* [Extracted information]
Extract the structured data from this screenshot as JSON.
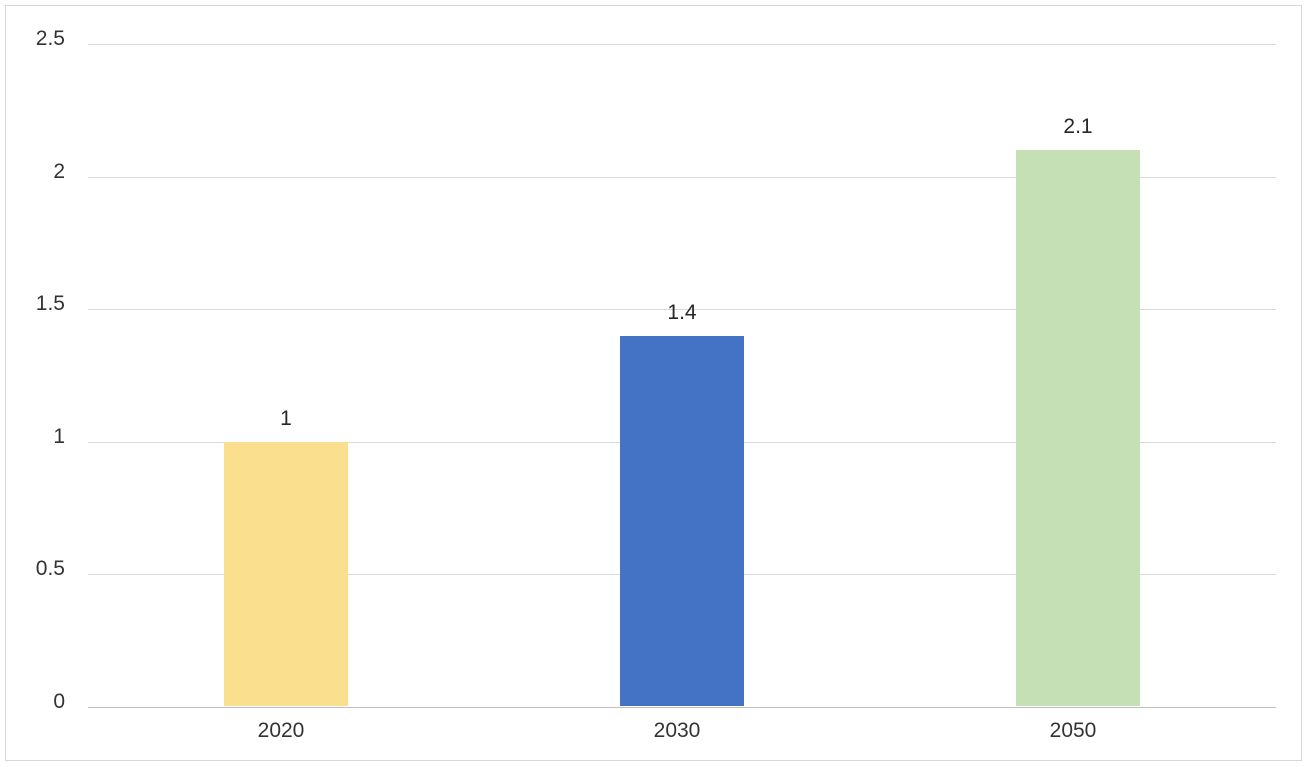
{
  "chart_data": {
    "type": "bar",
    "title": "",
    "xlabel": "",
    "ylabel": "",
    "categories": [
      "2020",
      "2030",
      "2050"
    ],
    "values": [
      1,
      1.4,
      2.1
    ],
    "data_labels": [
      "1",
      "1.4",
      "2.1"
    ],
    "bar_colors": [
      "#fae08e",
      "#4472c4",
      "#c5e0b4"
    ],
    "ylim": [
      0,
      2.5
    ],
    "ytick_step": 0.5,
    "ytick_labels": [
      "0",
      "0.5",
      "1",
      "1.5",
      "2",
      "2.5"
    ],
    "grid": true,
    "legend": null,
    "colors": {
      "gridline": "#d9d9d9",
      "axis_line": "#bfbfbf",
      "text": "#333333",
      "data_label_text": "#262626",
      "background": "#ffffff",
      "frame_border": "#d6d6d6"
    }
  }
}
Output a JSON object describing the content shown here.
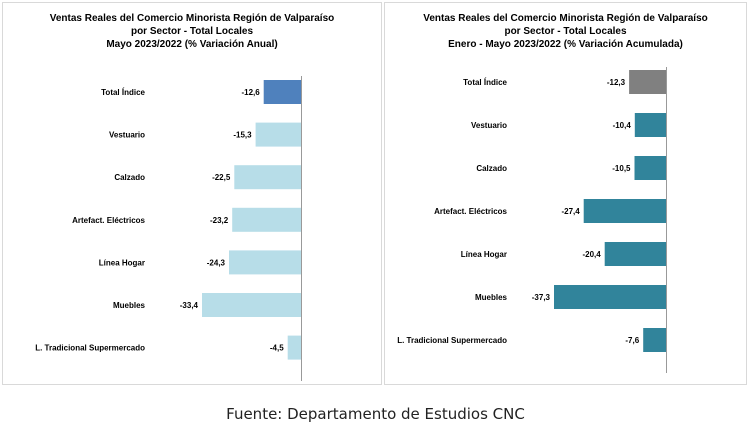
{
  "chart_data": [
    {
      "type": "bar",
      "orientation": "horizontal",
      "title_lines": [
        "Ventas Reales del Comercio Minorista Región de Valparaíso",
        "por Sector - Total Locales",
        "Mayo 2023/2022 (% Variación Anual)"
      ],
      "categories": [
        "Total Índice",
        "Vestuario",
        "Calzado",
        "Artefact. Eléctricos",
        "Línea Hogar",
        "Muebles",
        "L. Tradicional Supermercado"
      ],
      "values": [
        -12.6,
        -15.3,
        -22.5,
        -23.2,
        -24.3,
        -33.4,
        -4.5
      ],
      "value_labels": [
        "-12,6",
        "-15,3",
        "-22,5",
        "-23,2",
        "-24,3",
        "-33,4",
        "-4,5"
      ],
      "colors": [
        "#4f81bd",
        "#b7dde8",
        "#b7dde8",
        "#b7dde8",
        "#b7dde8",
        "#b7dde8",
        "#b7dde8"
      ],
      "xlim": [
        -33.4,
        0
      ],
      "grid": false,
      "legend": "none"
    },
    {
      "type": "bar",
      "orientation": "horizontal",
      "title_lines": [
        "Ventas Reales del Comercio Minorista Región de Valparaíso",
        "por Sector - Total Locales",
        "Enero - Mayo 2023/2022 (% Variación Acumulada)"
      ],
      "categories": [
        "Total Índice",
        "Vestuario",
        "Calzado",
        "Artefact. Eléctricos",
        "Línea Hogar",
        "Muebles",
        "L. Tradicional Supermercado"
      ],
      "values": [
        -12.3,
        -10.4,
        -10.5,
        -27.4,
        -20.4,
        -37.3,
        -7.6
      ],
      "value_labels": [
        "-12,3",
        "-10,4",
        "-10,5",
        "-27,4",
        "-20,4",
        "-37,3",
        "-7,6"
      ],
      "colors": [
        "#808080",
        "#31849b",
        "#31849b",
        "#31849b",
        "#31849b",
        "#31849b",
        "#31849b"
      ],
      "xlim": [
        -37.3,
        0
      ],
      "grid": false,
      "legend": "none"
    }
  ],
  "source": "Fuente: Departamento de Estudios CNC"
}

* [What you are asked to do] With the pictures omitted, reproduce the records in full and exactly.

* [The completed task]
Extract the structured data from this screenshot as JSON.
{
  "chart_data": {
    "type": "bar",
    "title": "",
    "xlabel": "",
    "ylabel": "",
    "categories": [
      "2020",
      "2030",
      "2050"
    ],
    "values": [
      1,
      1.4,
      2.1
    ],
    "data_labels": [
      "1",
      "1.4",
      "2.1"
    ],
    "bar_colors": [
      "#fae08e",
      "#4472c4",
      "#c5e0b4"
    ],
    "ylim": [
      0,
      2.5
    ],
    "ytick_step": 0.5,
    "ytick_labels": [
      "0",
      "0.5",
      "1",
      "1.5",
      "2",
      "2.5"
    ],
    "grid": true,
    "legend": null,
    "colors": {
      "gridline": "#d9d9d9",
      "axis_line": "#bfbfbf",
      "text": "#333333",
      "data_label_text": "#262626",
      "background": "#ffffff",
      "frame_border": "#d6d6d6"
    }
  }
}
Output a JSON object describing the content shown here.
{
  "chart_data": [
    {
      "type": "bar",
      "orientation": "horizontal",
      "title_lines": [
        "Ventas Reales del Comercio Minorista Región de Valparaíso",
        "por Sector - Total Locales",
        "Mayo 2023/2022 (% Variación Anual)"
      ],
      "categories": [
        "Total Índice",
        "Vestuario",
        "Calzado",
        "Artefact. Eléctricos",
        "Línea Hogar",
        "Muebles",
        "L. Tradicional Supermercado"
      ],
      "values": [
        -12.6,
        -15.3,
        -22.5,
        -23.2,
        -24.3,
        -33.4,
        -4.5
      ],
      "value_labels": [
        "-12,6",
        "-15,3",
        "-22,5",
        "-23,2",
        "-24,3",
        "-33,4",
        "-4,5"
      ],
      "colors": [
        "#4f81bd",
        "#b7dde8",
        "#b7dde8",
        "#b7dde8",
        "#b7dde8",
        "#b7dde8",
        "#b7dde8"
      ],
      "xlim": [
        -33.4,
        0
      ],
      "grid": false,
      "legend": "none"
    },
    {
      "type": "bar",
      "orientation": "horizontal",
      "title_lines": [
        "Ventas Reales del Comercio Minorista Región de Valparaíso",
        "por Sector - Total Locales",
        "Enero - Mayo 2023/2022 (% Variación Acumulada)"
      ],
      "categories": [
        "Total Índice",
        "Vestuario",
        "Calzado",
        "Artefact. Eléctricos",
        "Línea Hogar",
        "Muebles",
        "L. Tradicional Supermercado"
      ],
      "values": [
        -12.3,
        -10.4,
        -10.5,
        -27.4,
        -20.4,
        -37.3,
        -7.6
      ],
      "value_labels": [
        "-12,3",
        "-10,4",
        "-10,5",
        "-27,4",
        "-20,4",
        "-37,3",
        "-7,6"
      ],
      "colors": [
        "#808080",
        "#31849b",
        "#31849b",
        "#31849b",
        "#31849b",
        "#31849b",
        "#31849b"
      ],
      "xlim": [
        -37.3,
        0
      ],
      "grid": false,
      "legend": "none"
    }
  ],
  "source": "Fuente: Departamento de Estudios CNC"
}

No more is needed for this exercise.